Stored items from a collection:
——

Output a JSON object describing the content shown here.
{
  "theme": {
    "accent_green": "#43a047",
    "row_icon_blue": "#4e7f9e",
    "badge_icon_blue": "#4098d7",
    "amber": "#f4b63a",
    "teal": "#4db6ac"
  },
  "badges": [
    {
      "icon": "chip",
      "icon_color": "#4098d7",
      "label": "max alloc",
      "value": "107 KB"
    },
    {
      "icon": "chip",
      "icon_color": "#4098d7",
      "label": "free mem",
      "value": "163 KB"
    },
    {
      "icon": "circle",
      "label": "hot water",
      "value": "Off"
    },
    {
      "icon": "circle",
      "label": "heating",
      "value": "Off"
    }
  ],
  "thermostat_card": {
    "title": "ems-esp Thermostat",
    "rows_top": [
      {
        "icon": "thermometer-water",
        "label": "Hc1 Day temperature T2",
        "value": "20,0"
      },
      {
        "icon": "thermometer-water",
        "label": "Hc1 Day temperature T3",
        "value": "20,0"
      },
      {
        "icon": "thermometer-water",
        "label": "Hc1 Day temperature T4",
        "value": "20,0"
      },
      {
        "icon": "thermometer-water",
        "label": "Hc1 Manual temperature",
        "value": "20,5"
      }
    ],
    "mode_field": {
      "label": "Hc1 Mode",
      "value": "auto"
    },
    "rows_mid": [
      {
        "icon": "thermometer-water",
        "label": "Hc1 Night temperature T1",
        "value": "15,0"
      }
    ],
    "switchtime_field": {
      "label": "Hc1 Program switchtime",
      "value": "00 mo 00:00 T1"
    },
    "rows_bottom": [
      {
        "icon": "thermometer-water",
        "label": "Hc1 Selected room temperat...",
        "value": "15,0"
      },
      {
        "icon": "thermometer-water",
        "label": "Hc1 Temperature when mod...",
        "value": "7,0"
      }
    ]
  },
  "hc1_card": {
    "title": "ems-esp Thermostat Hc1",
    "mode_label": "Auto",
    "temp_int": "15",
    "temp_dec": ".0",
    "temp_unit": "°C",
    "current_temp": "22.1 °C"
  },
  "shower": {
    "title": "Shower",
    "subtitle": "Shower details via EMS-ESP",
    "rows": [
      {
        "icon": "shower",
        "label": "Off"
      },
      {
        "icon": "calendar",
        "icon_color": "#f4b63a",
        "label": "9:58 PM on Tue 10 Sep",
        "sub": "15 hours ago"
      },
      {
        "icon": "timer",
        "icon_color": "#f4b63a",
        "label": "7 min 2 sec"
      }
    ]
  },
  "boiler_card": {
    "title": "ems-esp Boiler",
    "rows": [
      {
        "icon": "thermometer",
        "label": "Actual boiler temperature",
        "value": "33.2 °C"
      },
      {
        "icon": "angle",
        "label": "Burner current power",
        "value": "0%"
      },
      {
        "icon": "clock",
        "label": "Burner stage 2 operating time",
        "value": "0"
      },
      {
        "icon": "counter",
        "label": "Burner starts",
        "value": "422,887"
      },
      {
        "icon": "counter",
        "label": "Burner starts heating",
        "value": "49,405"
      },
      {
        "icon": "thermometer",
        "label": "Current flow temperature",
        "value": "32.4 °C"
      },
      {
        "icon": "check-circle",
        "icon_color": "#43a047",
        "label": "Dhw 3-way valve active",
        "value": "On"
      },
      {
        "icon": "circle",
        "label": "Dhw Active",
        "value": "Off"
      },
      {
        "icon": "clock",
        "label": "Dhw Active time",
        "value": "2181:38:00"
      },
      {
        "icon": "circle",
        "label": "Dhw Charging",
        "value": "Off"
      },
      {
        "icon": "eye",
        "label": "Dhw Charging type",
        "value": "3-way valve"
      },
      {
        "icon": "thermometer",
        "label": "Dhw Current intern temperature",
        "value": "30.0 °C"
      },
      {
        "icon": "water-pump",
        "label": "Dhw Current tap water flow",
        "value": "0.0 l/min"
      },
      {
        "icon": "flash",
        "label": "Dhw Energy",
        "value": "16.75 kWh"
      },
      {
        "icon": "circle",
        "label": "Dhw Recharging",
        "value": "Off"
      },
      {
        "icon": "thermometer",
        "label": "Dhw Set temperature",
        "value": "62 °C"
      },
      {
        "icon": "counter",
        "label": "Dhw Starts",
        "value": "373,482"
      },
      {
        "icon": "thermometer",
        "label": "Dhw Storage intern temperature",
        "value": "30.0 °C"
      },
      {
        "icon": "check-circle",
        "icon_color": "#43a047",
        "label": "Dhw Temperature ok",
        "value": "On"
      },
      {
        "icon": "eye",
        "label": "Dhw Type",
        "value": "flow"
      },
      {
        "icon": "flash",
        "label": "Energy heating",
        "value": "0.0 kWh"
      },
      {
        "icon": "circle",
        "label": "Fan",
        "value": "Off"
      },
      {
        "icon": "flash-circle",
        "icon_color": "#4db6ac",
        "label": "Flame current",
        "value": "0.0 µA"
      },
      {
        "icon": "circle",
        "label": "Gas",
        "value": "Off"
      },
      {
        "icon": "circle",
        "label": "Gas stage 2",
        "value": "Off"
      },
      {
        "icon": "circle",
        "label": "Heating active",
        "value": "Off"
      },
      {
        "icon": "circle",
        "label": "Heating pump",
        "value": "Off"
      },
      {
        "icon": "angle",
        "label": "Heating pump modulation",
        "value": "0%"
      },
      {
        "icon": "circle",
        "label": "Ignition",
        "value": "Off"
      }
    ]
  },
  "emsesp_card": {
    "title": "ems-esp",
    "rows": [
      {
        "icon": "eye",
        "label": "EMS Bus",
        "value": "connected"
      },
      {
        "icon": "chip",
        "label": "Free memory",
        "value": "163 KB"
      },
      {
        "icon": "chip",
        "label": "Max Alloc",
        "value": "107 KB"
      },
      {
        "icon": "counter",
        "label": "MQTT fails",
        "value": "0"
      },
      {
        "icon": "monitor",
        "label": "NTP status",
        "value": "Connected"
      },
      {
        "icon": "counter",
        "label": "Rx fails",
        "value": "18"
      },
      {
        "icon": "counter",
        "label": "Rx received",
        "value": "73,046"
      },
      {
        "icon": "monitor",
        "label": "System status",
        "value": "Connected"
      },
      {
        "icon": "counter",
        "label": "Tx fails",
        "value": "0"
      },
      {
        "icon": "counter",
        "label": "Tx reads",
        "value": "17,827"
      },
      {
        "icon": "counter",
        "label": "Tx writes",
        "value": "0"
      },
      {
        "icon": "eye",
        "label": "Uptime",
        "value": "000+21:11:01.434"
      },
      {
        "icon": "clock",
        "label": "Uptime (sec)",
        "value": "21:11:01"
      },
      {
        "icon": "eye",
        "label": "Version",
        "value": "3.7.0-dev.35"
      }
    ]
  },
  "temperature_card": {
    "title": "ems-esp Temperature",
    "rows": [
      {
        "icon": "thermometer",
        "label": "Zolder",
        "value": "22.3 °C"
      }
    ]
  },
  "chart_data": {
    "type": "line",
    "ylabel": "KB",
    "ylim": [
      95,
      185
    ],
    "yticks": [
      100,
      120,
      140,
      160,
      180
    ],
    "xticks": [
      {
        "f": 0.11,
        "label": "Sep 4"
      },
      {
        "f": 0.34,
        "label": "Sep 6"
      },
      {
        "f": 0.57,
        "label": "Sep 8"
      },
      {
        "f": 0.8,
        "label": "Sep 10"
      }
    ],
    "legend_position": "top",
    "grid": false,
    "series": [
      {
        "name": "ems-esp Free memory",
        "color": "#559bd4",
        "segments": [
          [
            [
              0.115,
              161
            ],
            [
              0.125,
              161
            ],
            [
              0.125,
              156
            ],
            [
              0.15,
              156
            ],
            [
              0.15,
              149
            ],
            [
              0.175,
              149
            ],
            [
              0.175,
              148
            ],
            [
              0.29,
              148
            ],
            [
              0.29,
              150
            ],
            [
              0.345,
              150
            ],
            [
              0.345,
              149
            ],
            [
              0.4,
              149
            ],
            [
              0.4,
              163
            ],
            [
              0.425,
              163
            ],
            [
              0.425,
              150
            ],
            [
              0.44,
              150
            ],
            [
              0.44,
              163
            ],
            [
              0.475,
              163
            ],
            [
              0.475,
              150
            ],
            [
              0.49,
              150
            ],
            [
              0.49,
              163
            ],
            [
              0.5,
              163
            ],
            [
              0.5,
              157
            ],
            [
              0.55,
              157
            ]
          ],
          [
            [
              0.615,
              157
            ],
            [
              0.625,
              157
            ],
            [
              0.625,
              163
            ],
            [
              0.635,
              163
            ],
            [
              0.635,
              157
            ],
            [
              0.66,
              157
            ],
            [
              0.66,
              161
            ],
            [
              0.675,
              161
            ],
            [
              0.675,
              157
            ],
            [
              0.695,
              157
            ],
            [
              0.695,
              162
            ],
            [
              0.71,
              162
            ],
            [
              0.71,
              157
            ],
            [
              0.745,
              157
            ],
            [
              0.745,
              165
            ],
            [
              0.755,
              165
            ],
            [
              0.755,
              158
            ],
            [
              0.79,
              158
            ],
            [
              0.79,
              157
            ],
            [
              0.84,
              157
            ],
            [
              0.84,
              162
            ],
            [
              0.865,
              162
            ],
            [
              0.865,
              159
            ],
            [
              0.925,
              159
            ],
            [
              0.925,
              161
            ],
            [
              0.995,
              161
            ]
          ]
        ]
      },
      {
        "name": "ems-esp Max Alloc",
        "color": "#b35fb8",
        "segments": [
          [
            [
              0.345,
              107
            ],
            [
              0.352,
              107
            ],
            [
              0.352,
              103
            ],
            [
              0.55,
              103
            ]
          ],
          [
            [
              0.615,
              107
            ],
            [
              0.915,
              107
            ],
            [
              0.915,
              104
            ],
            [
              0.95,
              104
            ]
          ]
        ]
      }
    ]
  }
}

——

## What to produce
Determine how many lines in the records contain "valve", and reply with the number only.

## Response to the task
2